=== Excerpted records ===

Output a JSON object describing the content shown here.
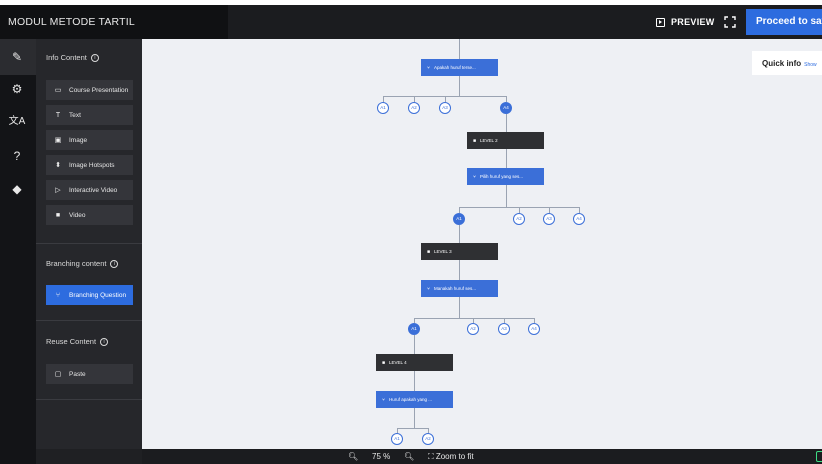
{
  "app": {
    "title": "MODUL METODE TARTIL",
    "preview_label": "PREVIEW",
    "proceed_label": "Proceed to save"
  },
  "sidebar": {
    "info_content_title": "Info Content",
    "info_items": [
      {
        "label": "Course Presentation",
        "icon": "presentation-icon"
      },
      {
        "label": "Text",
        "icon": "text-icon"
      },
      {
        "label": "Image",
        "icon": "image-icon"
      },
      {
        "label": "Image Hotspots",
        "icon": "hotspot-icon"
      },
      {
        "label": "Interactive Video",
        "icon": "interactive-video-icon"
      },
      {
        "label": "Video",
        "icon": "video-icon"
      }
    ],
    "branching_title": "Branching content",
    "branching_item": "Branching Question",
    "reuse_title": "Reuse Content",
    "reuse_item": "Paste"
  },
  "quick_info": {
    "label": "Quick info",
    "link": "Show"
  },
  "tree": {
    "q1": "Apakah huruf terse...",
    "level2": "LEVEL 2",
    "q2": "Pilih huruf yang ses...",
    "level3": "LEVEL 3",
    "q3": "Manakah huruf ses...",
    "level4": "LEVEL 4",
    "q4": "Huruf apakah yang ...",
    "row1": [
      "A1",
      "A2",
      "A3",
      "A4"
    ],
    "row2": [
      "A1",
      "A2",
      "A3",
      "A4"
    ],
    "row3": [
      "A1",
      "A2",
      "A3",
      "A4"
    ],
    "row4": [
      "A1",
      "A2"
    ]
  },
  "bottombar": {
    "zoom_value": "75 %",
    "zoom_fit_label": "Zoom to fit"
  },
  "colors": {
    "accent": "#2d6cdf",
    "dark_panel": "#26272b",
    "canvas_bg": "#eef0f4"
  }
}
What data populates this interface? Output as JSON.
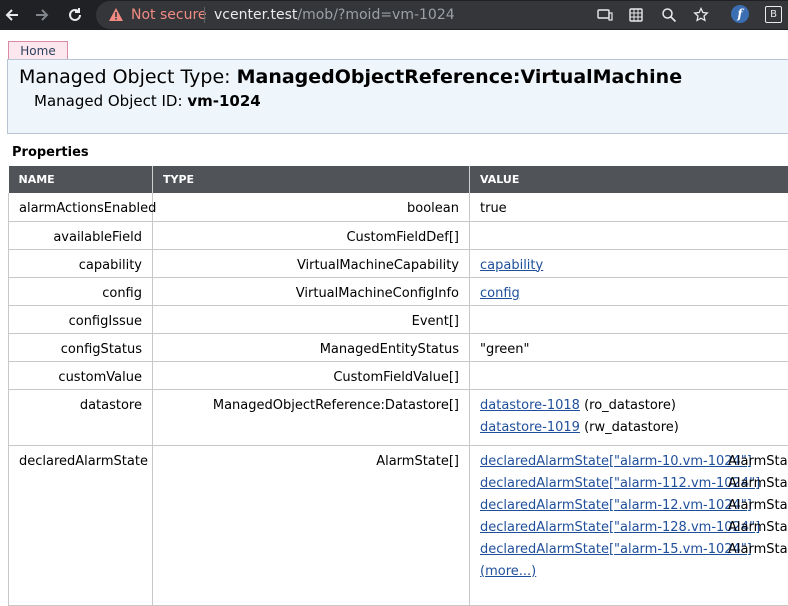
{
  "browser": {
    "not_secure": "Not secure",
    "url_host": "vcenter.test",
    "url_rest": "/mob/?moid=vm-1024"
  },
  "home_tab": "Home",
  "header": {
    "type_label": "Managed Object Type:",
    "type_value": "ManagedObjectReference:VirtualMachine",
    "id_label": "Managed Object ID:",
    "id_value": "vm-1024"
  },
  "properties": {
    "title": "Properties",
    "columns": [
      "NAME",
      "TYPE",
      "VALUE"
    ],
    "rows": [
      {
        "name": "alarmActionsEnabled",
        "type": "boolean",
        "value": "true"
      },
      {
        "name": "availableField",
        "type": "CustomFieldDef[]",
        "value": ""
      },
      {
        "name": "capability",
        "type": "VirtualMachineCapability",
        "link": "capability"
      },
      {
        "name": "config",
        "type": "VirtualMachineConfigInfo",
        "link": "config"
      },
      {
        "name": "configIssue",
        "type": "Event[]",
        "value": ""
      },
      {
        "name": "configStatus",
        "type": "ManagedEntityStatus",
        "value": "\"green\""
      },
      {
        "name": "customValue",
        "type": "CustomFieldValue[]",
        "value": ""
      },
      {
        "name": "datastore",
        "type": "ManagedObjectReference:Datastore[]",
        "links": [
          {
            "link": "datastore-1018",
            "after": "(ro_datastore)"
          },
          {
            "link": "datastore-1019",
            "after": "(rw_datastore)"
          }
        ]
      },
      {
        "name": "declaredAlarmState",
        "type": "AlarmState[]",
        "links": [
          {
            "link": "declaredAlarmState[\"alarm-10.vm-1024\"]",
            "after": "AlarmState"
          },
          {
            "link": "declaredAlarmState[\"alarm-112.vm-1024\"]",
            "after": "AlarmState"
          },
          {
            "link": "declaredAlarmState[\"alarm-12.vm-1024\"]",
            "after": "AlarmState"
          },
          {
            "link": "declaredAlarmState[\"alarm-128.vm-1024\"]",
            "after": "AlarmState"
          },
          {
            "link": "declaredAlarmState[\"alarm-15.vm-1024\"]",
            "after": "AlarmState"
          }
        ],
        "more": "(more...)"
      }
    ]
  }
}
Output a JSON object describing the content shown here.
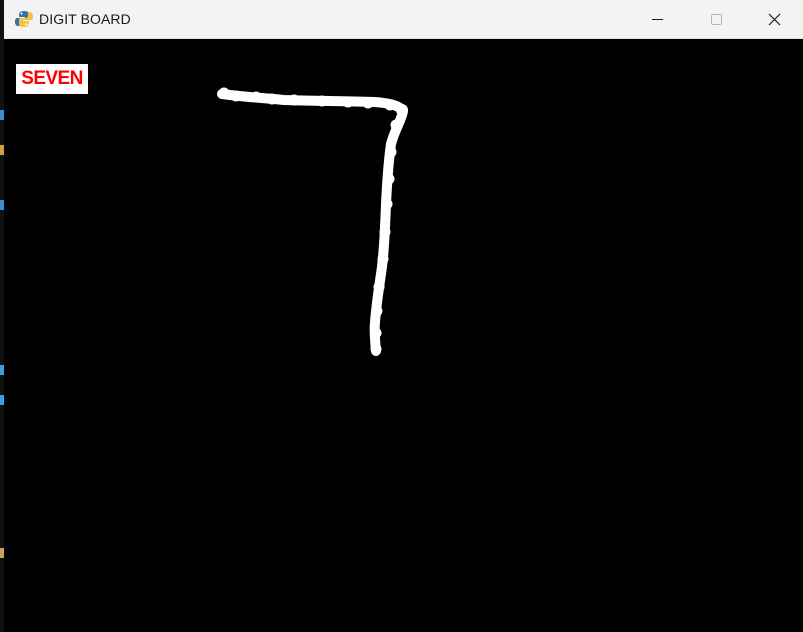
{
  "window": {
    "title": "DIGIT BOARD",
    "app_icon": "pygame-snake-icon",
    "controls": {
      "minimize_icon": "minimize-icon",
      "maximize_icon": "maximize-icon",
      "close_icon": "close-icon"
    }
  },
  "board": {
    "prediction_label": "SEVEN",
    "prediction_color": "#ff0000",
    "prediction_background": "#ffffff",
    "background_color": "#000000",
    "stroke_color": "#ffffff"
  }
}
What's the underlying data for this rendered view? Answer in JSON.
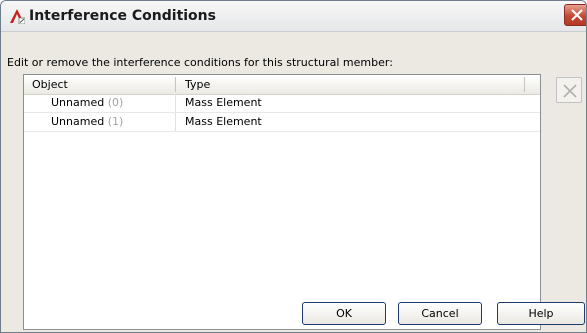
{
  "window": {
    "title": "Interference Conditions",
    "icon": "autocad-icon",
    "close_icon": "close-icon"
  },
  "instructions": "Edit or remove the interference conditions for this structural member:",
  "list": {
    "columns": [
      "Object",
      "Type"
    ],
    "rows": [
      {
        "name": "Unnamed",
        "index": "(0)",
        "type": "Mass Element"
      },
      {
        "name": "Unnamed",
        "index": "(1)",
        "type": "Mass Element"
      }
    ]
  },
  "delete_icon": "delete-x-icon",
  "buttons": {
    "ok": "OK",
    "cancel": "Cancel",
    "help": "Help"
  },
  "colors": {
    "close_button": "#c24a34",
    "dialog_background": "#ebe9e2",
    "index_gray": "#a5a5a5"
  }
}
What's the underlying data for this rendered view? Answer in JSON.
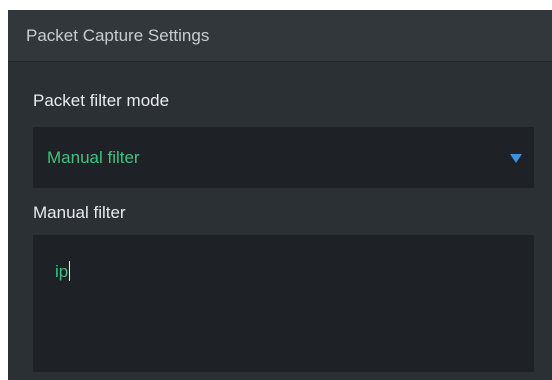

===

→ **What is asked**: Exclude every picture and copy the remaining data exactly.

→ **Correct response**:
Output a JSON object describing the content shown here.
{
  "app": {
    "title": "MODUL METODE TARTIL",
    "preview_label": "PREVIEW",
    "proceed_label": "Proceed to save"
  },
  "sidebar": {
    "info_content_title": "Info Content",
    "info_items": [
      {
        "label": "Course Presentation",
        "icon": "presentation-icon"
      },
      {
        "label": "Text",
        "icon": "text-icon"
      },
      {
        "label": "Image",
        "icon": "image-icon"
      },
      {
        "label": "Image Hotspots",
        "icon": "hotspot-icon"
      },
      {
        "label": "Interactive Video",
        "icon": "interactive-video-icon"
      },
      {
        "label": "Video",
        "icon": "video-icon"
      }
    ],
    "branching_title": "Branching content",
    "branching_item": "Branching Question",
    "reuse_title": "Reuse Content",
    "reuse_item": "Paste"
  },
  "quick_info": {
    "label": "Quick info",
    "link": "Show"
  },
  "tree": {
    "q1": "Apakah huruf terse...",
    "level2": "LEVEL 2",
    "q2": "Pilih huruf yang ses...",
    "level3": "LEVEL 3",
    "q3": "Manakah huruf ses...",
    "level4": "LEVEL 4",
    "q4": "Huruf apakah yang ...",
    "row1": [
      "A1",
      "A2",
      "A3",
      "A4"
    ],
    "row2": [
      "A1",
      "A2",
      "A3",
      "A4"
    ],
    "row3": [
      "A1",
      "A2",
      "A3",
      "A4"
    ],
    "row4": [
      "A1",
      "A2"
    ]
  },
  "bottombar": {
    "zoom_value": "75 %",
    "zoom_fit_label": "Zoom to fit"
  },
  "colors": {
    "accent": "#2d6cdf",
    "dark_panel": "#26272b",
    "canvas_bg": "#eef0f4"
  }
}
What data populates this interface? Output as JSON.
{
  "browser": {
    "not_secure": "Not secure",
    "url_host": "vcenter.test",
    "url_rest": "/mob/?moid=vm-1024"
  },
  "home_tab": "Home",
  "header": {
    "type_label": "Managed Object Type:",
    "type_value": "ManagedObjectReference:VirtualMachine",
    "id_label": "Managed Object ID:",
    "id_value": "vm-1024"
  },
  "properties": {
    "title": "Properties",
    "columns": [
      "NAME",
      "TYPE",
      "VALUE"
    ],
    "rows": [
      {
        "name": "alarmActionsEnabled",
        "type": "boolean",
        "value": "true"
      },
      {
        "name": "availableField",
        "type": "CustomFieldDef[]",
        "value": ""
      },
      {
        "name": "capability",
        "type": "VirtualMachineCapability",
        "link": "capability"
      },
      {
        "name": "config",
        "type": "VirtualMachineConfigInfo",
        "link": "config"
      },
      {
        "name": "configIssue",
        "type": "Event[]",
        "value": ""
      },
      {
        "name": "configStatus",
        "type": "ManagedEntityStatus",
        "value": "\"green\""
      },
      {
        "name": "customValue",
        "type": "CustomFieldValue[]",
        "value": ""
      },
      {
        "name": "datastore",
        "type": "ManagedObjectReference:Datastore[]",
        "links": [
          {
            "link": "datastore-1018",
            "after": "(ro_datastore)"
          },
          {
            "link": "datastore-1019",
            "after": "(rw_datastore)"
          }
        ]
      },
      {
        "name": "declaredAlarmState",
        "type": "AlarmState[]",
        "links": [
          {
            "link": "declaredAlarmState[\"alarm-10.vm-1024\"]",
            "after": "AlarmState"
          },
          {
            "link": "declaredAlarmState[\"alarm-112.vm-1024\"]",
            "after": "AlarmState"
          },
          {
            "link": "declaredAlarmState[\"alarm-12.vm-1024\"]",
            "after": "AlarmState"
          },
          {
            "link": "declaredAlarmState[\"alarm-128.vm-1024\"]",
            "after": "AlarmState"
          },
          {
            "link": "declaredAlarmState[\"alarm-15.vm-1024\"]",
            "after": "AlarmState"
          }
        ],
        "more": "(more...)"
      }
    ]
  }
}
Output a JSON object describing the content shown here.
{
  "window": {
    "title": "DIGIT BOARD",
    "app_icon": "pygame-snake-icon",
    "controls": {
      "minimize_icon": "minimize-icon",
      "maximize_icon": "maximize-icon",
      "close_icon": "close-icon"
    }
  },
  "board": {
    "prediction_label": "SEVEN",
    "prediction_color": "#ff0000",
    "prediction_background": "#ffffff",
    "background_color": "#000000",
    "stroke_color": "#ffffff"
  }
}
What's the underlying data for this rendered view? Answer in JSON.
{
  "window": {
    "title": "Interference Conditions",
    "icon": "autocad-icon",
    "close_icon": "close-icon"
  },
  "instructions": "Edit or remove the interference conditions for this structural member:",
  "list": {
    "columns": [
      "Object",
      "Type"
    ],
    "rows": [
      {
        "name": "Unnamed",
        "index": "(0)",
        "type": "Mass Element"
      },
      {
        "name": "Unnamed",
        "index": "(1)",
        "type": "Mass Element"
      }
    ]
  },
  "delete_icon": "delete-x-icon",
  "buttons": {
    "ok": "OK",
    "cancel": "Cancel",
    "help": "Help"
  },
  "colors": {
    "close_button": "#c24a34",
    "dialog_background": "#ebe9e2",
    "index_gray": "#a5a5a5"
  }
}
What's the underlying data for this rendered view? Answer in JSON.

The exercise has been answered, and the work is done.